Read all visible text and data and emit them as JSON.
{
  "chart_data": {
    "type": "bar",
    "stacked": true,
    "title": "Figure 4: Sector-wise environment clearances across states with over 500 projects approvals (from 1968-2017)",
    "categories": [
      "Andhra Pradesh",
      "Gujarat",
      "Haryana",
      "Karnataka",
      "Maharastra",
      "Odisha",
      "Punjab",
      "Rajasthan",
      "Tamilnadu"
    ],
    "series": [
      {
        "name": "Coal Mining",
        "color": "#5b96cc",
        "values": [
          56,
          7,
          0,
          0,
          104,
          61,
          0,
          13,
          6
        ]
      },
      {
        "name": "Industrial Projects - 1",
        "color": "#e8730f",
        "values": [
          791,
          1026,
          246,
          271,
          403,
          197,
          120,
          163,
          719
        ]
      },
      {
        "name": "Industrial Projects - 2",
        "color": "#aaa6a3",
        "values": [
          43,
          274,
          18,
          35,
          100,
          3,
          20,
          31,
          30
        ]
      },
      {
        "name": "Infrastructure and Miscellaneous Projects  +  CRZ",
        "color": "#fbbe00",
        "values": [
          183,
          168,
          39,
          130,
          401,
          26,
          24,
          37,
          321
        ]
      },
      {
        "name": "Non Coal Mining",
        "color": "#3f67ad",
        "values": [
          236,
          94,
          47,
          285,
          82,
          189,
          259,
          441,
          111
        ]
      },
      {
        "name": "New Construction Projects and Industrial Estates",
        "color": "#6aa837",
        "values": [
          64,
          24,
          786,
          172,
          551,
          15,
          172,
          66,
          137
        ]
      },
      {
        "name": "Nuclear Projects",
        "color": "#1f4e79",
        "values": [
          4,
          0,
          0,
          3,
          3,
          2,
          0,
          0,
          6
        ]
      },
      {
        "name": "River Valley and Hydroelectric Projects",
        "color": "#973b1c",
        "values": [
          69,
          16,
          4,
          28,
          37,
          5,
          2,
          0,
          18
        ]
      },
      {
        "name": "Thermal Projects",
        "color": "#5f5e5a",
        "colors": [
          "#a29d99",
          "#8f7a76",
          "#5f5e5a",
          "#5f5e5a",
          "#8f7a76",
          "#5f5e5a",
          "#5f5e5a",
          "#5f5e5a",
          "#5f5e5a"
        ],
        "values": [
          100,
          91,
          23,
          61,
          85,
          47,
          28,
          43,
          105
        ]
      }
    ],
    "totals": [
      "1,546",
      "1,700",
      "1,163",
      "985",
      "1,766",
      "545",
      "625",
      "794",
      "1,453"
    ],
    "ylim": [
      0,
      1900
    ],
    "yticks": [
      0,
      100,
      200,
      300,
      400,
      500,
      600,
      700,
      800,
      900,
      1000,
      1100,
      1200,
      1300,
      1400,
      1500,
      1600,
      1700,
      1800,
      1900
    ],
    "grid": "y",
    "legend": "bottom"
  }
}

──────────

[Short task] Go through the records above and set each one down exactly, please.

[Finished answer]
Read all visible text and data and emit them as JSON.
{
  "chart_data": {
    "type": "bar",
    "stacked": true,
    "title": "Figure 4: Sector-wise environment clearances across states with over 500 projects approvals (from 1968-2017)",
    "categories": [
      "Andhra Pradesh",
      "Gujarat",
      "Haryana",
      "Karnataka",
      "Maharastra",
      "Odisha",
      "Punjab",
      "Rajasthan",
      "Tamilnadu"
    ],
    "series": [
      {
        "name": "Coal Mining",
        "color": "#5b96cc",
        "values": [
          56,
          7,
          0,
          0,
          104,
          61,
          0,
          13,
          6
        ]
      },
      {
        "name": "Industrial Projects - 1",
        "color": "#e8730f",
        "values": [
          791,
          1026,
          246,
          271,
          403,
          197,
          120,
          163,
          719
        ]
      },
      {
        "name": "Industrial Projects - 2",
        "color": "#aaa6a3",
        "values": [
          43,
          274,
          18,
          35,
          100,
          3,
          20,
          31,
          30
        ]
      },
      {
        "name": "Infrastructure and Miscellaneous Projects  +  CRZ",
        "color": "#fbbe00",
        "values": [
          183,
          168,
          39,
          130,
          401,
          26,
          24,
          37,
          321
        ]
      },
      {
        "name": "Non Coal Mining",
        "color": "#3f67ad",
        "values": [
          236,
          94,
          47,
          285,
          82,
          189,
          259,
          441,
          111
        ]
      },
      {
        "name": "New Construction Projects and Industrial Estates",
        "color": "#6aa837",
        "values": [
          64,
          24,
          786,
          172,
          551,
          15,
          172,
          66,
          137
        ]
      },
      {
        "name": "Nuclear Projects",
        "color": "#1f4e79",
        "values": [
          4,
          0,
          0,
          3,
          3,
          2,
          0,
          0,
          6
        ]
      },
      {
        "name": "River Valley and Hydroelectric Projects",
        "color": "#973b1c",
        "values": [
          69,
          16,
          4,
          28,
          37,
          5,
          2,
          0,
          18
        ]
      },
      {
        "name": "Thermal Projects",
        "color": "#5f5e5a",
        "colors": [
          "#a29d99",
          "#8f7a76",
          "#5f5e5a",
          "#5f5e5a",
          "#8f7a76",
          "#5f5e5a",
          "#5f5e5a",
          "#5f5e5a",
          "#5f5e5a"
        ],
        "values": [
          100,
          91,
          23,
          61,
          85,
          47,
          28,
          43,
          105
        ]
      }
    ],
    "totals": [
      "1,546",
      "1,700",
      "1,163",
      "985",
      "1,766",
      "545",
      "625",
      "794",
      "1,453"
    ],
    "ylim": [
      0,
      1900
    ],
    "yticks": [
      0,
      100,
      200,
      300,
      400,
      500,
      600,
      700,
      800,
      900,
      1000,
      1100,
      1200,
      1300,
      1400,
      1500,
      1600,
      1700,
      1800,
      1900
    ],
    "grid": "y",
    "legend": "bottom"
  }
}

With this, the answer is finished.